[Page transcription dataset items]

----------

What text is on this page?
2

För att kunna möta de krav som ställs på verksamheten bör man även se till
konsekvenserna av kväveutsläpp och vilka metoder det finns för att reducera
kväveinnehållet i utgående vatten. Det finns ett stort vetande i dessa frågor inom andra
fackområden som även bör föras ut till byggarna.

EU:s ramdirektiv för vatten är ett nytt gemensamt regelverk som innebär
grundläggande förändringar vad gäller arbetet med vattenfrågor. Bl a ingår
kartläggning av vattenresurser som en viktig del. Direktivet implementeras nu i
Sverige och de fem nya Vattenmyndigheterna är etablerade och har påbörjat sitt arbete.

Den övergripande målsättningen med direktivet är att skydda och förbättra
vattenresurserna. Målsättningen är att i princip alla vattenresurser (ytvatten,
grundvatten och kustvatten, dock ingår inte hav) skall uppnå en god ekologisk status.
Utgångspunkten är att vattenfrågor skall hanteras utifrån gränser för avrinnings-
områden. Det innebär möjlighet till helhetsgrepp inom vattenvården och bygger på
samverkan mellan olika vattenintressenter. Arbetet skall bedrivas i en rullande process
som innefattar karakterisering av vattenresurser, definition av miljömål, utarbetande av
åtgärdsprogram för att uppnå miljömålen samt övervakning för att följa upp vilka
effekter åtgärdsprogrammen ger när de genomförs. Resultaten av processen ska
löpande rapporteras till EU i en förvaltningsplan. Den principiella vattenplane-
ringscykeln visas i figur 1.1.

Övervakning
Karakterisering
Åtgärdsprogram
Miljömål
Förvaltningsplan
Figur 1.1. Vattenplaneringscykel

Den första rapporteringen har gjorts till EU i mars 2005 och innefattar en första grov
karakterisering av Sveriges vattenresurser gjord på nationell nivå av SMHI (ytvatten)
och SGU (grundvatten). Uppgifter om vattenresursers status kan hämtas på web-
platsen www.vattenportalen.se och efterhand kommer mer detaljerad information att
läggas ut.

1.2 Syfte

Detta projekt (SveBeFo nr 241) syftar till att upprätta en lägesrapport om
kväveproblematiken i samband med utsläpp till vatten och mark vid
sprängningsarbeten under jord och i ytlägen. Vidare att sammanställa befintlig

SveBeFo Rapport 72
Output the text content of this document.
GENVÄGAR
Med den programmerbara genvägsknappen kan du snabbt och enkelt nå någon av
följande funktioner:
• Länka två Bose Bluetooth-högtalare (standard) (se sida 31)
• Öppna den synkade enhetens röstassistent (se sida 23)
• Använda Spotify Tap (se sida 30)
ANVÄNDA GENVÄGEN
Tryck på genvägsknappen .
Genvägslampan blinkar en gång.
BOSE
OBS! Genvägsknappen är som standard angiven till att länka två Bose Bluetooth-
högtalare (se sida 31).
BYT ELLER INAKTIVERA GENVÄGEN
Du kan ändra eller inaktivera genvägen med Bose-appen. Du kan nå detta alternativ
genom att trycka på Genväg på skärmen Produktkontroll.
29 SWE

----------

▶ _Exercise_: All records must be transcribed exactly, with none left out.

▶ _Exercise result_:
What text is on this page?
2

För att kunna möta de krav som ställs på verksamheten bör man även se till
konsekvenserna av kväveutsläpp och vilka metoder det finns för att reducera
kväveinnehållet i utgående vatten. Det finns ett stort vetande i dessa frågor inom andra
fackområden som även bör föras ut till byggarna.

EU:s ramdirektiv för vatten är ett nytt gemensamt regelverk som innebär
grundläggande förändringar vad gäller arbetet med vattenfrågor. Bl a ingår
kartläggning av vattenresurser som en viktig del. Direktivet implementeras nu i
Sverige och de fem nya Vattenmyndigheterna är etablerade och har påbörjat sitt arbete.

Den övergripande målsättningen med direktivet är att skydda och förbättra
vattenresurserna. Målsättningen är att i princip alla vattenresurser (ytvatten,
grundvatten och kustvatten, dock ingår inte hav) skall uppnå en god ekologisk status.
Utgångspunkten är att vattenfrågor skall hanteras utifrån gränser för avrinnings-
områden. Det innebär möjlighet till helhetsgrepp inom vattenvården och bygger på
samverkan mellan olika vattenintressenter. Arbetet skall bedrivas i en rullande process
som innefattar karakterisering av vattenresurser, definition av miljömål, utarbetande av
åtgärdsprogram för att uppnå miljömålen samt övervakning för att följa upp vilka
effekter åtgärdsprogrammen ger när de genomförs. Resultaten av processen ska
löpande rapporteras till EU i en förvaltningsplan. Den principiella vattenplane-
ringscykeln visas i figur 1.1.

Övervakning
Karakterisering
Åtgärdsprogram
Miljömål
Förvaltningsplan
Figur 1.1. Vattenplaneringscykel

Den första rapporteringen har gjorts till EU i mars 2005 och innefattar en första grov
karakterisering av Sveriges vattenresurser gjord på nationell nivå av SMHI (ytvatten)
och SGU (grundvatten). Uppgifter om vattenresursers status kan hämtas på web-
platsen www.vattenportalen.se och efterhand kommer mer detaljerad information att
läggas ut.

1.2 Syfte

Detta projekt (SveBeFo nr 241) syftar till att upprätta en lägesrapport om
kväveproblematiken i samband med utsläpp till vatten och mark vid
sprängningsarbeten under jord och i ytlägen. Vidare att sammanställa befintlig

SveBeFo Rapport 72
Output the text content of this document.
GENVÄGAR
Med den programmerbara genvägsknappen kan du snabbt och enkelt nå någon av
följande funktioner:
• Länka två Bose Bluetooth-högtalare (standard) (se sida 31)
• Öppna den synkade enhetens röstassistent (se sida 23)
• Använda Spotify Tap (se sida 30)
ANVÄNDA GENVÄGEN
Tryck på genvägsknappen .
Genvägslampan blinkar en gång.
BOSE
OBS! Genvägsknappen är som standard angiven till att länka två Bose Bluetooth-
högtalare (se sida 31).
BYT ELLER INAKTIVERA GENVÄGEN
Du kan ändra eller inaktivera genvägen med Bose-appen. Du kan nå detta alternativ
genom att trycka på Genväg på skärmen Produktkontroll.
29 SWE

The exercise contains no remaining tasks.